Objective ▸ State the number of lines that include the string "Department", and write nothing else.

START Data extract

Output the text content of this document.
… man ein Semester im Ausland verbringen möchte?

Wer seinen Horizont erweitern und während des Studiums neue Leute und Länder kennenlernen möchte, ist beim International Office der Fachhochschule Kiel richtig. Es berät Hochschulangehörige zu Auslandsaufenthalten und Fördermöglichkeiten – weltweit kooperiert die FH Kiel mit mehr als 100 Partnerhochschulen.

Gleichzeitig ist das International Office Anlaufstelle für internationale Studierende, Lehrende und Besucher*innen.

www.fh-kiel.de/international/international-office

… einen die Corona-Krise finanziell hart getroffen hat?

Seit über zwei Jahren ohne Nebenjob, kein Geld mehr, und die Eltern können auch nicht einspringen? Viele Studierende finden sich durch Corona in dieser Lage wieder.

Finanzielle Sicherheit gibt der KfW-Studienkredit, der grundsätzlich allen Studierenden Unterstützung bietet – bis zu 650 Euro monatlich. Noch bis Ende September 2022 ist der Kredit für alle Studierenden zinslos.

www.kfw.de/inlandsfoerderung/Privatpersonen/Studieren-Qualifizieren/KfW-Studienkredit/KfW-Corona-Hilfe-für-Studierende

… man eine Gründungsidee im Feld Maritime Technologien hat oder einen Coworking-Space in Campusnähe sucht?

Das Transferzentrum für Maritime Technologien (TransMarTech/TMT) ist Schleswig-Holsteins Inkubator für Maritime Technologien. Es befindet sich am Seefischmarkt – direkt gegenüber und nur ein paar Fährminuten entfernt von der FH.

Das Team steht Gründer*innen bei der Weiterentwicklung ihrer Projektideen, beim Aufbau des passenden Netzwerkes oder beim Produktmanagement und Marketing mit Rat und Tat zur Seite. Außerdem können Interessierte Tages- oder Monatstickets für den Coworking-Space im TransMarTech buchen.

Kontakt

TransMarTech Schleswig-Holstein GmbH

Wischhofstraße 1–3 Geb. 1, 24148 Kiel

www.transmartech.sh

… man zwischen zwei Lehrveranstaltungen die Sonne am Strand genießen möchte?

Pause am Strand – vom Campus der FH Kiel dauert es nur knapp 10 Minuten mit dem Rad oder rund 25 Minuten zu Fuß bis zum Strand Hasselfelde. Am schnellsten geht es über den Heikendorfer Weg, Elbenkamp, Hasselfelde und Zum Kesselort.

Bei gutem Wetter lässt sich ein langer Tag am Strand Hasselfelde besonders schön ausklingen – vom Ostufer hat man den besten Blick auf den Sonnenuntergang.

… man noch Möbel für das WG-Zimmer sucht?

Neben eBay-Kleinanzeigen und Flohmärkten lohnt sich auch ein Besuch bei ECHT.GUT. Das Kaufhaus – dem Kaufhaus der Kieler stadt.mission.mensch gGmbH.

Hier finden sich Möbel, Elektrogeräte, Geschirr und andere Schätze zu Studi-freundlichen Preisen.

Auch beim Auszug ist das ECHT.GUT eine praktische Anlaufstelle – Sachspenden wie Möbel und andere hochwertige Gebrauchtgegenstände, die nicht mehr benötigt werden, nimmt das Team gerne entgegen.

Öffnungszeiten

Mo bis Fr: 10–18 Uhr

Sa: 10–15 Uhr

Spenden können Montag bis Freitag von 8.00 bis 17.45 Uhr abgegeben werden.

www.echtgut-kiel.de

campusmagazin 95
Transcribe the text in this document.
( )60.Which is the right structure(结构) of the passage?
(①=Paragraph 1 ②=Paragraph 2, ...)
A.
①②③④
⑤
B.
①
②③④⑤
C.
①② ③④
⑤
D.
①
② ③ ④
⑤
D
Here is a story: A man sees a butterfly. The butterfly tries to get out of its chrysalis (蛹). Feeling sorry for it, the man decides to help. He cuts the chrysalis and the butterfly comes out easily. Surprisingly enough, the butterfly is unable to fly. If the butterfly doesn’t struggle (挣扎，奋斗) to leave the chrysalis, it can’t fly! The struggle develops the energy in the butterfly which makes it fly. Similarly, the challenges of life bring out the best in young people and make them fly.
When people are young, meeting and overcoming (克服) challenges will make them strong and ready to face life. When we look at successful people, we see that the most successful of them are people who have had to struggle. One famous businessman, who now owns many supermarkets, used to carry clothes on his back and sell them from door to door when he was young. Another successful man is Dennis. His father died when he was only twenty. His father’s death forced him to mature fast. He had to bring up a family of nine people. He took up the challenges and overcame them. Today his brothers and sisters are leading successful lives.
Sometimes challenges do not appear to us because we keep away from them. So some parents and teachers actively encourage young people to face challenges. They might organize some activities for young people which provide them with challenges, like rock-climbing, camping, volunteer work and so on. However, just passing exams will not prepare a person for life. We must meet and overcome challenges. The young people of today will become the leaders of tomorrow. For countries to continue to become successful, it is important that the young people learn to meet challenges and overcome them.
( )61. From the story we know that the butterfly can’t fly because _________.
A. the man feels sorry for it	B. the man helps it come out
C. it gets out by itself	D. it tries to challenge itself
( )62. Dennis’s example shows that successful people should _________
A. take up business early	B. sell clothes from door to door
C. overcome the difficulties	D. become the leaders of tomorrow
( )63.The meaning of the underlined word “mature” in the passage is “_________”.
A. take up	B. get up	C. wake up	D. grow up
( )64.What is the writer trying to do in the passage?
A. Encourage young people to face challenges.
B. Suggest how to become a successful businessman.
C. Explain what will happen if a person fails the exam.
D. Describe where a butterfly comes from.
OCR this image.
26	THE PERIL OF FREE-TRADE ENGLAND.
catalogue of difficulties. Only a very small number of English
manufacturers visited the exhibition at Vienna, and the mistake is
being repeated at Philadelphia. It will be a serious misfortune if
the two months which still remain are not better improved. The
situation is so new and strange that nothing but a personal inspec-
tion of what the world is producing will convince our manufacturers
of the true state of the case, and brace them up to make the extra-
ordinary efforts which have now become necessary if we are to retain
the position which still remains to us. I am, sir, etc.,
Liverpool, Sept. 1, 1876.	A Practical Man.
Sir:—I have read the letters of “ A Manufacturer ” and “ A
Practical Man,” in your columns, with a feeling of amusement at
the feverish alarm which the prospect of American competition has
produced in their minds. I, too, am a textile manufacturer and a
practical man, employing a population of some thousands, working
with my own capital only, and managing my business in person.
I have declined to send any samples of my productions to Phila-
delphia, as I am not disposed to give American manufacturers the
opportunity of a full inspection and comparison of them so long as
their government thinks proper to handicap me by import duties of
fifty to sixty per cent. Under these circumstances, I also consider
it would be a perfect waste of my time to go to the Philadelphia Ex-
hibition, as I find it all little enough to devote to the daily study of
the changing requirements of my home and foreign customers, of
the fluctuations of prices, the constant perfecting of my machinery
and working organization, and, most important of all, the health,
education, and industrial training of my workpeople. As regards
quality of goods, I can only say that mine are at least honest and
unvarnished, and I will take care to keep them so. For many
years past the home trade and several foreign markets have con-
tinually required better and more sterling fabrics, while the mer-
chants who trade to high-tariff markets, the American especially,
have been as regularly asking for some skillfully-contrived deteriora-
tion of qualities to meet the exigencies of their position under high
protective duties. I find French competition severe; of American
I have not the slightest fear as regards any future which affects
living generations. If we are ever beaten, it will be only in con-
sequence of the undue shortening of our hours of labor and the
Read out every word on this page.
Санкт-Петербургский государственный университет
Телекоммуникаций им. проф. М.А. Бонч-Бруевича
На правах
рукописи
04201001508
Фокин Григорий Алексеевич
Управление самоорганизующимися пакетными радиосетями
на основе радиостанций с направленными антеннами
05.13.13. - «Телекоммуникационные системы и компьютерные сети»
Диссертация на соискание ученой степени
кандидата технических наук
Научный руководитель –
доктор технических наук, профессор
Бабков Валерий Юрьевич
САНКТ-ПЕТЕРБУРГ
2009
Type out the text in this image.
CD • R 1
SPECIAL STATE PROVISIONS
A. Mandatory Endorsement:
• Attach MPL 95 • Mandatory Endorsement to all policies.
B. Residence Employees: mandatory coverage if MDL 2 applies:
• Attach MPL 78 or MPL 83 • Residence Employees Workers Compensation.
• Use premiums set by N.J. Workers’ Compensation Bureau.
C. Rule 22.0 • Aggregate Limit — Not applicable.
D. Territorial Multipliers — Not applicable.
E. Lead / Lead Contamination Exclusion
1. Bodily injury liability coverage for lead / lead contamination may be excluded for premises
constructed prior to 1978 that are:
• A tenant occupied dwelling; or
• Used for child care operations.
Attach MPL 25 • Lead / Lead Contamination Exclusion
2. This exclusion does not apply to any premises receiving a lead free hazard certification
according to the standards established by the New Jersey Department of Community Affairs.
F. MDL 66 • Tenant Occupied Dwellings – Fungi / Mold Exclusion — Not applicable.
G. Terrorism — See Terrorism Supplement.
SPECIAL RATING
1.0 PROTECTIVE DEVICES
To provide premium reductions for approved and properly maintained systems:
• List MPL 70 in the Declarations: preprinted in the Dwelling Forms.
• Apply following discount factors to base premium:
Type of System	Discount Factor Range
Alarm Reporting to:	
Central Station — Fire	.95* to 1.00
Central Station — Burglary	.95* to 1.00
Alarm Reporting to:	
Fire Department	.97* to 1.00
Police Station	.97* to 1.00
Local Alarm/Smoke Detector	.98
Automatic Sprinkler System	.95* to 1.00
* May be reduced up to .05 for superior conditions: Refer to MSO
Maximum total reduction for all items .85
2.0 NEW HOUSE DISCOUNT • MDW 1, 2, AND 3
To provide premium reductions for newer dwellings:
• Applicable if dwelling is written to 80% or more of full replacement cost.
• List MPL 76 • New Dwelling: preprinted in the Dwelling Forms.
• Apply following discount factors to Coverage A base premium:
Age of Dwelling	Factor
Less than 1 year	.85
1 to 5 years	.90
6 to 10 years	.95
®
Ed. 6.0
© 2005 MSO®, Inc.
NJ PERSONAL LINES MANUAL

END Data extract

Task solution ▸ 2